» Written problem
Search the data below for "JSON"; list each line that holds it.

[Data entries for graphics]
+--
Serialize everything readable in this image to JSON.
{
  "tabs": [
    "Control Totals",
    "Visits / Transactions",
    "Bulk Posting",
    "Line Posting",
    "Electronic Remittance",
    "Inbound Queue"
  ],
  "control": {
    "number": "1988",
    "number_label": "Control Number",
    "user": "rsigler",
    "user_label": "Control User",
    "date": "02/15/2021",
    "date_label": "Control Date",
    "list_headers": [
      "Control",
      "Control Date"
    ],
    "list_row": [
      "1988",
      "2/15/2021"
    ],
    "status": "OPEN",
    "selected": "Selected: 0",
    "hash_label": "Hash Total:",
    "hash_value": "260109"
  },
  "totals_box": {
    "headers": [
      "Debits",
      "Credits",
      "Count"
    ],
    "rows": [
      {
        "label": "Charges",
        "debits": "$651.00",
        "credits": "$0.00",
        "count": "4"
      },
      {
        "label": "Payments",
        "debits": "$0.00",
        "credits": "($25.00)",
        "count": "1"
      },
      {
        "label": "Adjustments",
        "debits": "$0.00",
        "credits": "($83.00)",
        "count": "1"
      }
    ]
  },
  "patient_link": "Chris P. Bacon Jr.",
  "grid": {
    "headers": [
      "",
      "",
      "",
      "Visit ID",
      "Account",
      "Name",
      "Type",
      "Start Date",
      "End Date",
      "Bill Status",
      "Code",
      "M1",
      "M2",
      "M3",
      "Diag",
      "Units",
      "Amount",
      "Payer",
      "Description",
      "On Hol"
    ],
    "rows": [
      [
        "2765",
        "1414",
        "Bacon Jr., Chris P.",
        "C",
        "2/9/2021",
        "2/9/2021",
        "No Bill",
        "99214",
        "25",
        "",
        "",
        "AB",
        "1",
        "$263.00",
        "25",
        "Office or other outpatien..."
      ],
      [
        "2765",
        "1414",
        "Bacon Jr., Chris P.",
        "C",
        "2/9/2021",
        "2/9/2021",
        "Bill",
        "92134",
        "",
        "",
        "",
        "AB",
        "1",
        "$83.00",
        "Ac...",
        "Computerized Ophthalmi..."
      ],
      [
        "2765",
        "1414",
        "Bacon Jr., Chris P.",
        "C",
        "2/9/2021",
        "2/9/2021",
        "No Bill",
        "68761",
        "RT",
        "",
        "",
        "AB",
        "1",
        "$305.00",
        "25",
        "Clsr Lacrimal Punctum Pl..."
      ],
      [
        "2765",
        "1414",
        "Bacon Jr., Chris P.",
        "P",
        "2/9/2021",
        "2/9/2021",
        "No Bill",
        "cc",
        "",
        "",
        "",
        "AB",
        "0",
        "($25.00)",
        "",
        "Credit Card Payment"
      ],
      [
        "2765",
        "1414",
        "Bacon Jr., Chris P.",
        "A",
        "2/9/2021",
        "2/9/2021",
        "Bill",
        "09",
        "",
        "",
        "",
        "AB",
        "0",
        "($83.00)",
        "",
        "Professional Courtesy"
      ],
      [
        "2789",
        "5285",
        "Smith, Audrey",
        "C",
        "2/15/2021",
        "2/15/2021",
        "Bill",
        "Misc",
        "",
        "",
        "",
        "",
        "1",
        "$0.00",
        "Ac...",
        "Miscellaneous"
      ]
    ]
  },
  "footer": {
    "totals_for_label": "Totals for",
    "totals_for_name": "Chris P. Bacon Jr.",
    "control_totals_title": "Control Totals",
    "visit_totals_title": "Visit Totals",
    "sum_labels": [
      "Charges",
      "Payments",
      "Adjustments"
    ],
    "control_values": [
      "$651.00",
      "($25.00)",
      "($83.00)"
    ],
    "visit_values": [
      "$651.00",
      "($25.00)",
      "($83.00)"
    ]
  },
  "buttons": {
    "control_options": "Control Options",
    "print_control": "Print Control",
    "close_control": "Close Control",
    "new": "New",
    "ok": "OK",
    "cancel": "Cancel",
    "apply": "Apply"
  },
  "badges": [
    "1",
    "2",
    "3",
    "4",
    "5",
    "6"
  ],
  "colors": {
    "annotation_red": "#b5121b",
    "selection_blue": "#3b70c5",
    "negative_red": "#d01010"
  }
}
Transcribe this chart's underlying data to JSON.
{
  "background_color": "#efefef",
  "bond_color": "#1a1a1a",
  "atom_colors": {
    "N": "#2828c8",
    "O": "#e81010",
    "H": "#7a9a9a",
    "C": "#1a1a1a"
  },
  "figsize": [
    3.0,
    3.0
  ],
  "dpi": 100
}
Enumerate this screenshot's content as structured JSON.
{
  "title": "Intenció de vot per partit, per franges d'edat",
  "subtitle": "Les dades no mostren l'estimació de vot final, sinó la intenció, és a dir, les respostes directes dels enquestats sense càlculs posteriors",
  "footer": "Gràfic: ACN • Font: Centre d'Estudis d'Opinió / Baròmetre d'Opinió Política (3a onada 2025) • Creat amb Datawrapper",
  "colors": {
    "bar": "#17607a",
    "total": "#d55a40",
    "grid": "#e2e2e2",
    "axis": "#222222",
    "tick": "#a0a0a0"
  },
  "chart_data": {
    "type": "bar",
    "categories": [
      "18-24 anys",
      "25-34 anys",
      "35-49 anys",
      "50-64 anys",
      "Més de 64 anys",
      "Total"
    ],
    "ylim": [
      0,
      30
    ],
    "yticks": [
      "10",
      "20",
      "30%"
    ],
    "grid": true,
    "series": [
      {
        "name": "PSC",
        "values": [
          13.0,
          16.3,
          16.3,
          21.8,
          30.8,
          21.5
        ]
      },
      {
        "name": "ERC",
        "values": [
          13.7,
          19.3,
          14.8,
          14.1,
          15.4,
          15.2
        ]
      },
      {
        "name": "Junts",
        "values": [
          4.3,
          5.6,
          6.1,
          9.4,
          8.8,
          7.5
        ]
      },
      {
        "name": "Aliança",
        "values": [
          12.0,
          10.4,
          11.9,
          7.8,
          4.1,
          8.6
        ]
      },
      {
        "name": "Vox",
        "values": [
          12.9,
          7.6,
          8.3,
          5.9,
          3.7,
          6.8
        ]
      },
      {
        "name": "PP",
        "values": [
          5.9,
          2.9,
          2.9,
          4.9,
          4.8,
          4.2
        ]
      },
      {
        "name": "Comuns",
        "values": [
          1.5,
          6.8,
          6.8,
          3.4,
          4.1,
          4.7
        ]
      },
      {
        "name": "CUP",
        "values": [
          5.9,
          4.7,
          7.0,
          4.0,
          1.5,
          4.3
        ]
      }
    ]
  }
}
+--
» Expected output
Serialize everything readable in this image to JSON.
Transcribe this chart's underlying data to JSON.
Enumerate this screenshot's content as structured JSON.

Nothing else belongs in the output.